→ Exercise instructions: Quote the listing below in its entirety, omitting every image.

** BEGIN Supplied data **

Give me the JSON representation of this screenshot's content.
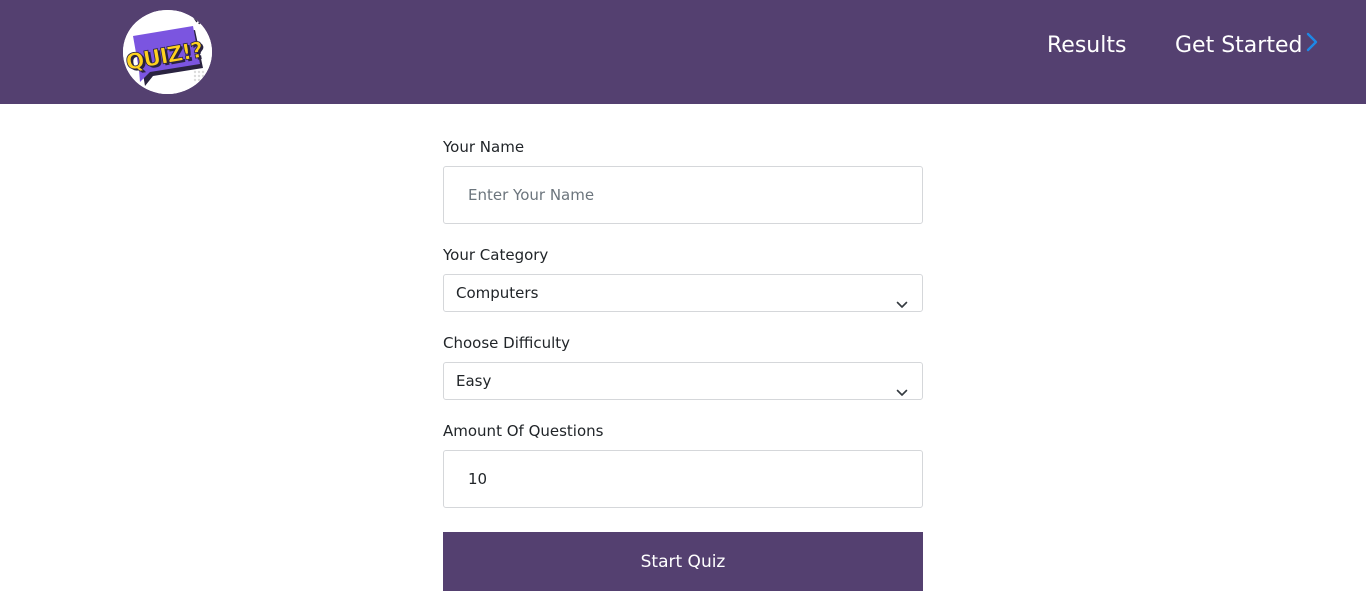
{
  "logo": {
    "text": "QUIZ!?"
  },
  "nav": {
    "results": "Results",
    "get_started": "Get Started"
  },
  "form": {
    "name_label": "Your Name",
    "name_placeholder": "Enter Your Name",
    "name_value": "",
    "category_label": "Your Category",
    "category_value": "Computers",
    "difficulty_label": "Choose Difficulty",
    "difficulty_value": "Easy",
    "amount_label": "Amount Of Questions",
    "amount_value": "10",
    "submit_label": "Start Quiz"
  },
  "colors": {
    "brand": "#544070",
    "chevron_accent": "#1e88e5"
  }
}
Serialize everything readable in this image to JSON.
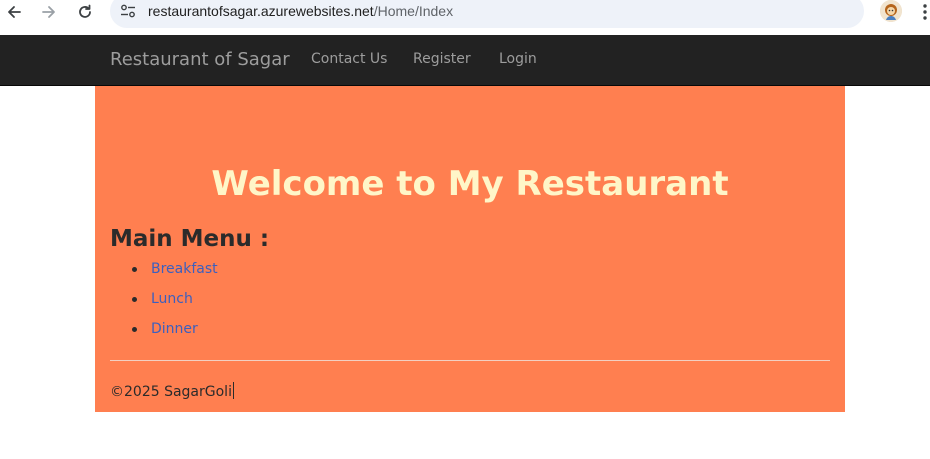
{
  "browser": {
    "url_host": "restaurantofsagar.azurewebsites.net",
    "url_path": "/Home/Index",
    "back_icon": "arrow-left-icon",
    "forward_icon": "arrow-right-icon",
    "reload_icon": "reload-icon",
    "site_info_icon": "tune-icon",
    "bookmark_icon": "star-icon",
    "profile_icon": "avatar-icon",
    "menu_icon": "kebab-menu-icon"
  },
  "navbar": {
    "brand": "Restaurant of Sagar",
    "links": [
      "Contact Us",
      "Register",
      "Login"
    ]
  },
  "main": {
    "welcome": "Welcome to My Restaurant",
    "menu_heading": "Main Menu :",
    "menu_items": [
      "Breakfast",
      "Lunch",
      "Dinner"
    ]
  },
  "footer": {
    "text": "©2025 SagarGoli"
  },
  "colors": {
    "navbar_bg": "#222222",
    "panel_bg": "#ff7f50",
    "welcome_text": "#fff6c8",
    "link": "#3b5fbf"
  }
}
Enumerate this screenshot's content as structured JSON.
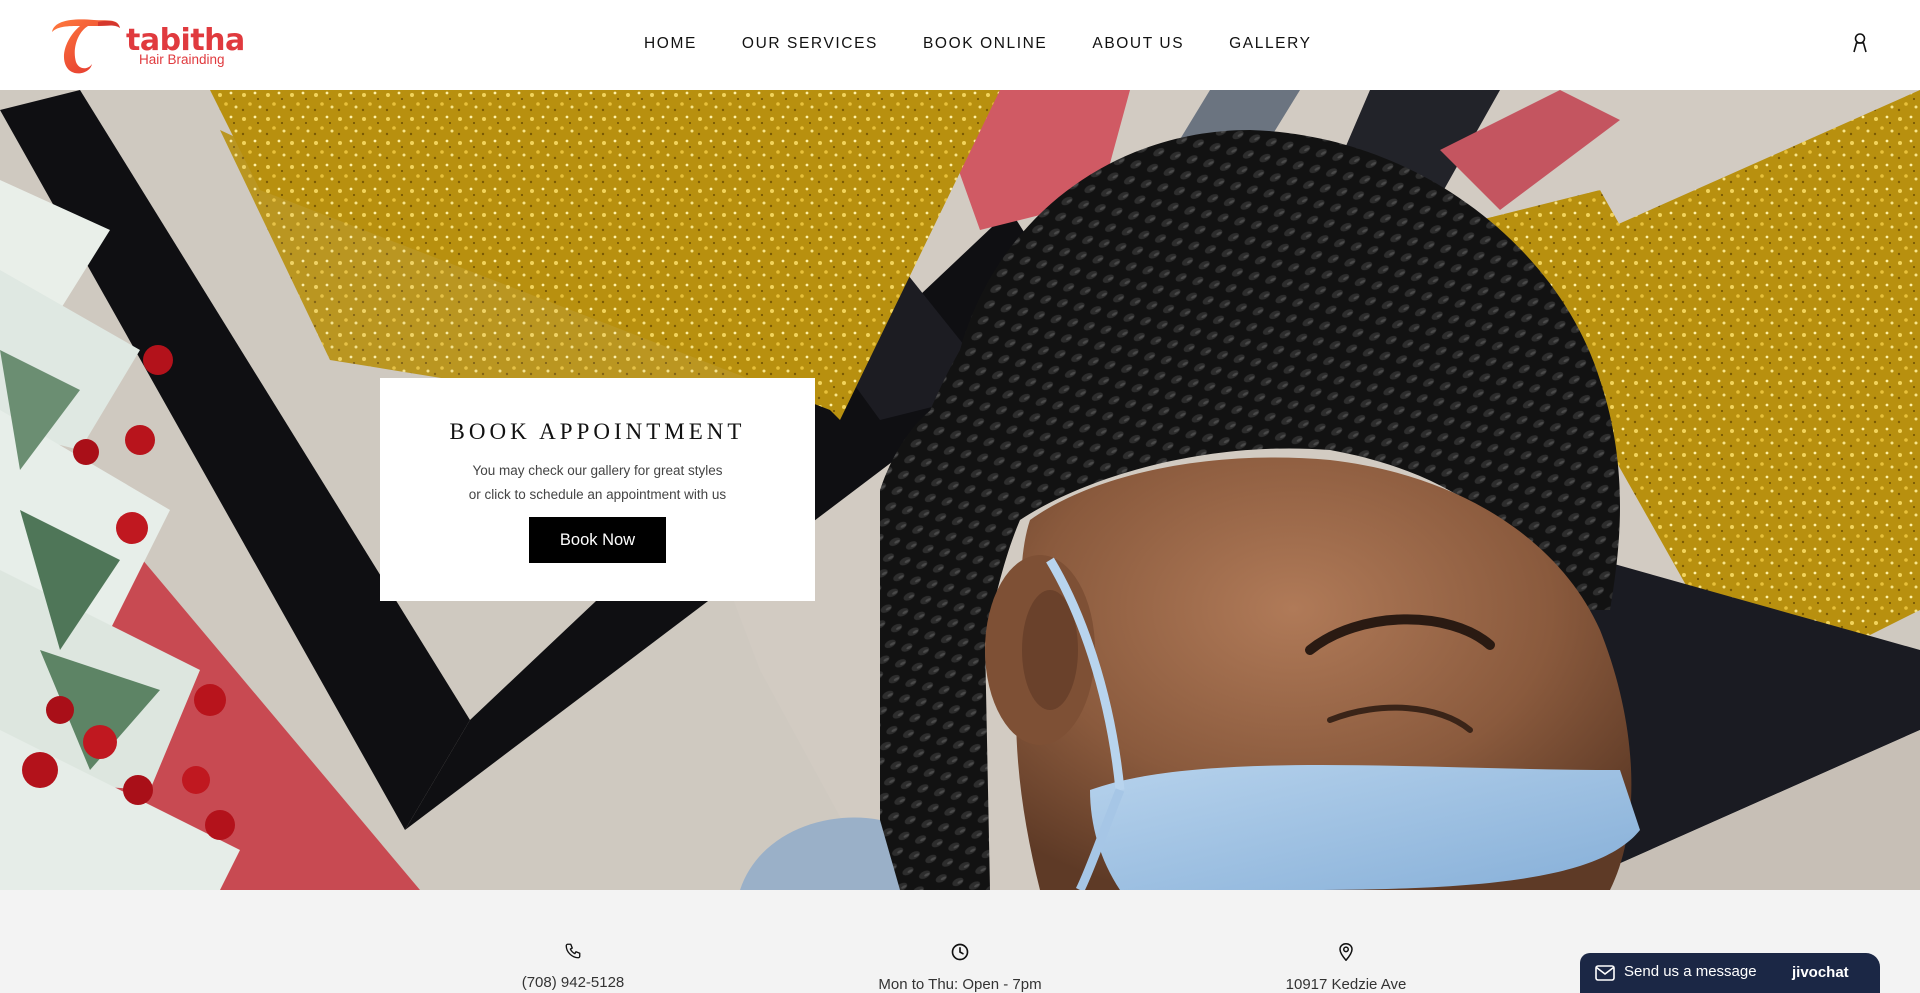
{
  "header": {
    "logo": {
      "word": "tabitha",
      "sub": "Hair Brainding"
    },
    "nav": [
      {
        "label": "HOME"
      },
      {
        "label": "OUR SERVICES"
      },
      {
        "label": "BOOK ONLINE"
      },
      {
        "label": "ABOUT US"
      },
      {
        "label": "GALLERY"
      }
    ],
    "account_icon": "account-icon"
  },
  "hero": {
    "image": "braided-hair-woman-with-mask-against-gold-glitter-wall",
    "card": {
      "title": "BOOK APPOINTMENT",
      "line1": "You may check our gallery for great styles",
      "line2": "or click to schedule an appointment with us",
      "button_label": "Book Now"
    }
  },
  "info": [
    {
      "icon": "phone-icon",
      "text": "(708) 942-5128"
    },
    {
      "icon": "clock-icon",
      "text": "Mon to Thu: Open - 7pm"
    },
    {
      "icon": "location-pin-icon",
      "text": "10917 Kedzie Ave"
    }
  ],
  "chat": {
    "icon": "mail-icon",
    "label": "Send us a message",
    "brand": "jivochat"
  },
  "colors": {
    "brand": "#e03a3e",
    "button": "#000000",
    "chat": "#1b2745",
    "info_bg": "#f3f3f3"
  }
}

** END Supplied data **

→ Response:
Give me the JSON representation of this screenshot's content.
{
  "logo": {
    "text": "QUIZ!?"
  },
  "nav": {
    "results": "Results",
    "get_started": "Get Started"
  },
  "form": {
    "name_label": "Your Name",
    "name_placeholder": "Enter Your Name",
    "name_value": "",
    "category_label": "Your Category",
    "category_value": "Computers",
    "difficulty_label": "Choose Difficulty",
    "difficulty_value": "Easy",
    "amount_label": "Amount Of Questions",
    "amount_value": "10",
    "submit_label": "Start Quiz"
  },
  "colors": {
    "brand": "#544070",
    "chevron_accent": "#1e88e5"
  }
}
Serialize everything readable in this image to JSON.
{
  "browser": {
    "url_host": "restaurantofsagar.azurewebsites.net",
    "url_path": "/Home/Index",
    "back_icon": "arrow-left-icon",
    "forward_icon": "arrow-right-icon",
    "reload_icon": "reload-icon",
    "site_info_icon": "tune-icon",
    "bookmark_icon": "star-icon",
    "profile_icon": "avatar-icon",
    "menu_icon": "kebab-menu-icon"
  },
  "navbar": {
    "brand": "Restaurant of Sagar",
    "links": [
      "Contact Us",
      "Register",
      "Login"
    ]
  },
  "main": {
    "welcome": "Welcome to My Restaurant",
    "menu_heading": "Main Menu :",
    "menu_items": [
      "Breakfast",
      "Lunch",
      "Dinner"
    ]
  },
  "footer": {
    "text": "©2025 SagarGoli"
  },
  "colors": {
    "navbar_bg": "#222222",
    "panel_bg": "#ff7f50",
    "welcome_text": "#fff6c8",
    "link": "#3b5fbf"
  }
}
Enumerate this screenshot's content as structured JSON.
{
  "header": {
    "logo": {
      "word": "tabitha",
      "sub": "Hair Brainding"
    },
    "nav": [
      {
        "label": "HOME"
      },
      {
        "label": "OUR SERVICES"
      },
      {
        "label": "BOOK ONLINE"
      },
      {
        "label": "ABOUT US"
      },
      {
        "label": "GALLERY"
      }
    ],
    "account_icon": "account-icon"
  },
  "hero": {
    "image": "braided-hair-woman-with-mask-against-gold-glitter-wall",
    "card": {
      "title": "BOOK APPOINTMENT",
      "line1": "You may check our gallery for great styles",
      "line2": "or click to schedule an appointment with us",
      "button_label": "Book Now"
    }
  },
  "info": [
    {
      "icon": "phone-icon",
      "text": "(708) 942-5128"
    },
    {
      "icon": "clock-icon",
      "text": "Mon to Thu: Open - 7pm"
    },
    {
      "icon": "location-pin-icon",
      "text": "10917 Kedzie Ave"
    }
  ],
  "chat": {
    "icon": "mail-icon",
    "label": "Send us a message",
    "brand": "jivochat"
  },
  "colors": {
    "brand": "#e03a3e",
    "button": "#000000",
    "chat": "#1b2745",
    "info_bg": "#f3f3f3"
  }
}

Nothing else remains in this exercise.